§ Task data
---------------
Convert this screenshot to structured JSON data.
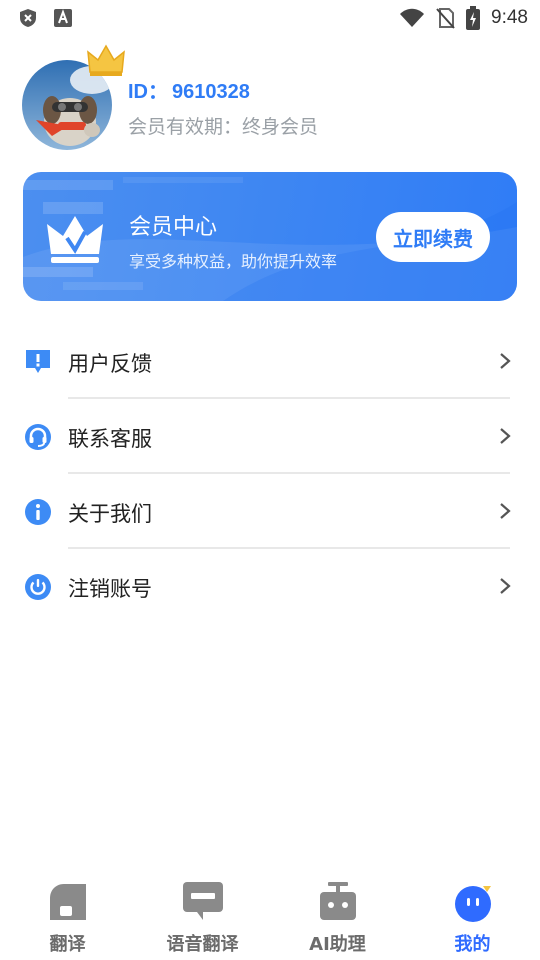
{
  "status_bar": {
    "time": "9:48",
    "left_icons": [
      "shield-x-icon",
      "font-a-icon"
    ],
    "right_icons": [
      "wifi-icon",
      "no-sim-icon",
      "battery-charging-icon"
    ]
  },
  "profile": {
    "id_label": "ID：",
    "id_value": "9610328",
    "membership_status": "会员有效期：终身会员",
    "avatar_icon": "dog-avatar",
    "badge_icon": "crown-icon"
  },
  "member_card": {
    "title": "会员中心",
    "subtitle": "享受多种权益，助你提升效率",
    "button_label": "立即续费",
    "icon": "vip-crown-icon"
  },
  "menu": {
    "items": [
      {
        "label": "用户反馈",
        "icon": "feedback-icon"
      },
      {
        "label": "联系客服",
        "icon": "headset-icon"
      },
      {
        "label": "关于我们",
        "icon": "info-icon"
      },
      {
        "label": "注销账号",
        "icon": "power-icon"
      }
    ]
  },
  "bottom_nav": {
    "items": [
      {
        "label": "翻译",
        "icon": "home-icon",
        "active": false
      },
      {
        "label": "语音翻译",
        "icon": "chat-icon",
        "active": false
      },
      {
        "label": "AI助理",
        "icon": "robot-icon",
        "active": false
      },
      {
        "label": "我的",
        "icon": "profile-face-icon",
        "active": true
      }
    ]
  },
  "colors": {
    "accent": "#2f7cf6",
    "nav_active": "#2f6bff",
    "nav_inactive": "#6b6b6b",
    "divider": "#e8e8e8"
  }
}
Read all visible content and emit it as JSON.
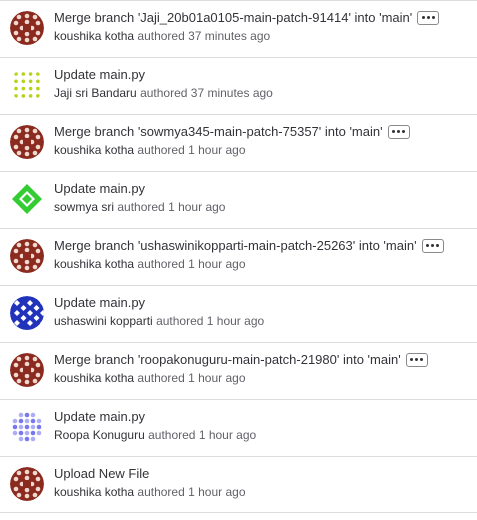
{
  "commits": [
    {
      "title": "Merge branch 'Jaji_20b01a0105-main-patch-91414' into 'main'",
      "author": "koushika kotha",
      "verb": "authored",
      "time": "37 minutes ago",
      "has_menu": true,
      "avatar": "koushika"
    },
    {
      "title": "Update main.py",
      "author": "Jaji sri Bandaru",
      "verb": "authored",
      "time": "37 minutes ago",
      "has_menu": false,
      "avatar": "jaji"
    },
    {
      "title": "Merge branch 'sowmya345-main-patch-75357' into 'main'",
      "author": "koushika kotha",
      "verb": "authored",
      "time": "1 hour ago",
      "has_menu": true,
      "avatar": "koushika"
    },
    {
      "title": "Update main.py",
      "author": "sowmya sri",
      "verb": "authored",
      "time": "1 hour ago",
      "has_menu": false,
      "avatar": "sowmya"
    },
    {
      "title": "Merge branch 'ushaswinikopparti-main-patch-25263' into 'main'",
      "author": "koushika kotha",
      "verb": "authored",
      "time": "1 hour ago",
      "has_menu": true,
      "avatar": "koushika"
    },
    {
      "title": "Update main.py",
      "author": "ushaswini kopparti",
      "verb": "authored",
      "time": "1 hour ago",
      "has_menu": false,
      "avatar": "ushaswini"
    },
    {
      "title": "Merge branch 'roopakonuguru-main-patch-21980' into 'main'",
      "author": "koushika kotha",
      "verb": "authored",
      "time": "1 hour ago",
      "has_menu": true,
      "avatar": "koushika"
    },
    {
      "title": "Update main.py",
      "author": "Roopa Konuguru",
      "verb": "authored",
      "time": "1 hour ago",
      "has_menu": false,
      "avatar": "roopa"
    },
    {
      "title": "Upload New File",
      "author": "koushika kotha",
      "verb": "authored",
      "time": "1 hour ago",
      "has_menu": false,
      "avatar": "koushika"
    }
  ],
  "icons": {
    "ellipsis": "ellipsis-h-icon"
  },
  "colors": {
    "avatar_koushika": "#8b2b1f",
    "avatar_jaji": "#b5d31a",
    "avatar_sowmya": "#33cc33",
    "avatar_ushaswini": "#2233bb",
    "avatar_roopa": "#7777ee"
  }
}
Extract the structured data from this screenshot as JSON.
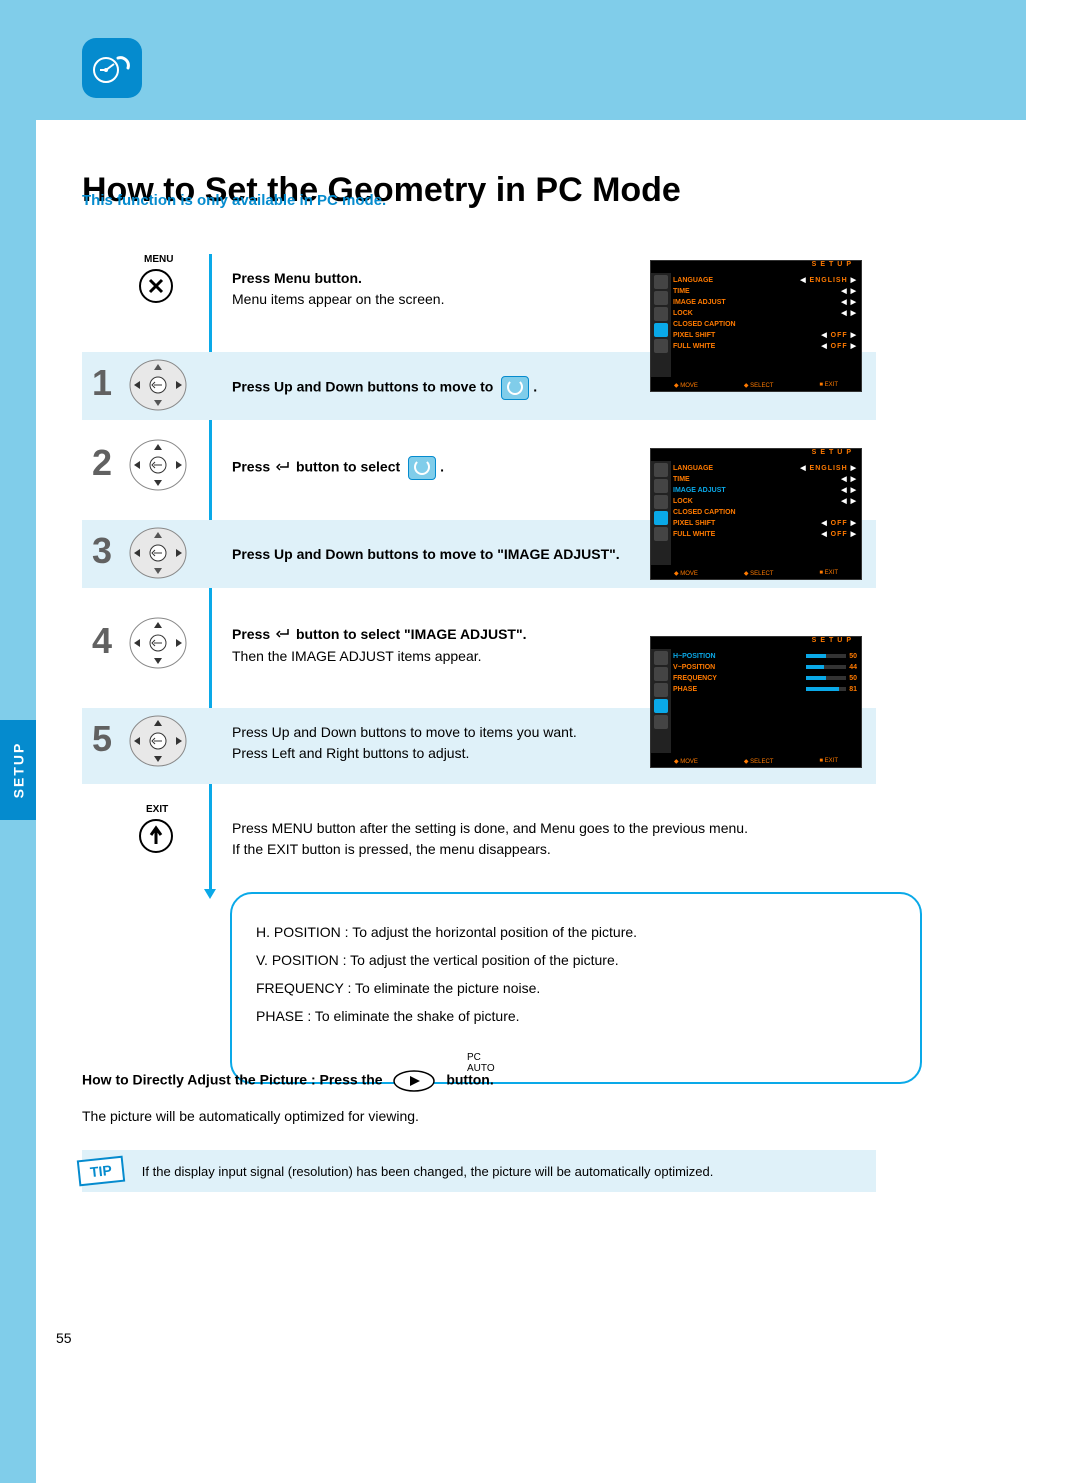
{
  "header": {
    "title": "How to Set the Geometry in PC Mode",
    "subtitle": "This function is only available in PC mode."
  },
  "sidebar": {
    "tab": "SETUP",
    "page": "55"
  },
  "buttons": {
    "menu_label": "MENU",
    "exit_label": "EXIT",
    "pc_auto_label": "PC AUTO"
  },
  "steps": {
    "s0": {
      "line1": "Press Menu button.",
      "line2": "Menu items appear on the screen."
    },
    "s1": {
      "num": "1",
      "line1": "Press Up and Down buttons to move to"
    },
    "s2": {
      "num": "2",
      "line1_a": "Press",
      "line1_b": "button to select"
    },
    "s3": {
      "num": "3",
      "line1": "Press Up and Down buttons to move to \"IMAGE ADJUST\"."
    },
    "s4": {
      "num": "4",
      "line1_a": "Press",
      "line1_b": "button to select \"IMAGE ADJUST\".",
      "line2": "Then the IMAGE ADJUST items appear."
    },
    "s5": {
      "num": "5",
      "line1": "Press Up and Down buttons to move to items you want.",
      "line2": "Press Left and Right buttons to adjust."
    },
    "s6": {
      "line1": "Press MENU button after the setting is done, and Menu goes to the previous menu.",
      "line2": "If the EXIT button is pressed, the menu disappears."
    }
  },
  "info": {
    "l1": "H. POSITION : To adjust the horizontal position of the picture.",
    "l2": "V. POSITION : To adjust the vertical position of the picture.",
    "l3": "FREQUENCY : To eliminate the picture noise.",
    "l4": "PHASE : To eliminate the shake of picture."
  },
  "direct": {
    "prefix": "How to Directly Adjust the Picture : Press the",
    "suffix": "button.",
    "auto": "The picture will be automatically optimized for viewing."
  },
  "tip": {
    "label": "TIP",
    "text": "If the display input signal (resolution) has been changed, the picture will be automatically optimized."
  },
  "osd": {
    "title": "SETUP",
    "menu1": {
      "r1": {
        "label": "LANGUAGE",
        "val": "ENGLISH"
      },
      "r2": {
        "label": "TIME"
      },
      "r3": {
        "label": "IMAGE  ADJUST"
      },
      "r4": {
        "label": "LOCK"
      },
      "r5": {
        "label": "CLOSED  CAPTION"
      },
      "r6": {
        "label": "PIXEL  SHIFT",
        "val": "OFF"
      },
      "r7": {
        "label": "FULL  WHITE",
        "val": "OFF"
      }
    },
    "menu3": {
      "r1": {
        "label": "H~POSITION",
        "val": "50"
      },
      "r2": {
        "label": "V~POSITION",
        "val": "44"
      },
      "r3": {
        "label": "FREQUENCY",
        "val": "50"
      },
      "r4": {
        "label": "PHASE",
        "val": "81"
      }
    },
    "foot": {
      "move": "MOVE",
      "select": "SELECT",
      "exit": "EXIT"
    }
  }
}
---------------
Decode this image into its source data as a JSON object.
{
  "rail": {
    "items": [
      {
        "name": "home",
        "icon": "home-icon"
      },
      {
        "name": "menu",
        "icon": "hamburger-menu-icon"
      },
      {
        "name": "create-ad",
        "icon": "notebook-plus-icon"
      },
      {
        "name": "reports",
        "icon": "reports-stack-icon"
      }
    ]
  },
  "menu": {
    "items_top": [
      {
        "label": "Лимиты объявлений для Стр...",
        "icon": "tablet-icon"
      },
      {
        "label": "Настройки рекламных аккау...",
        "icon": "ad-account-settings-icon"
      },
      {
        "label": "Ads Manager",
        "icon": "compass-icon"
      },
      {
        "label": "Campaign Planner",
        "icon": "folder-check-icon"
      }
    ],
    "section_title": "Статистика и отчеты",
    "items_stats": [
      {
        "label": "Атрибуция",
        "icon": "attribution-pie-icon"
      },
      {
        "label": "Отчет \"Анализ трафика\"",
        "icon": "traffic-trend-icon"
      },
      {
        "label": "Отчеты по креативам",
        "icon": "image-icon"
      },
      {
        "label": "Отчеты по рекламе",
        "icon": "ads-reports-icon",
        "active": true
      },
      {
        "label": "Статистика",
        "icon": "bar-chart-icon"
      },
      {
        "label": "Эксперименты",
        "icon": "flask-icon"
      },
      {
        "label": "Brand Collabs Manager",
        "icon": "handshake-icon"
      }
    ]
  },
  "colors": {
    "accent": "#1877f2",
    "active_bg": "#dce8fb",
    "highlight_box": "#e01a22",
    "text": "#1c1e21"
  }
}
---------------
§ Objective
Filter the records for lines holding the string "structured". Copy each one.

§ Answer for the task
Convert this screenshot to structured JSON data.
Extract the structured data from this screenshot as JSON.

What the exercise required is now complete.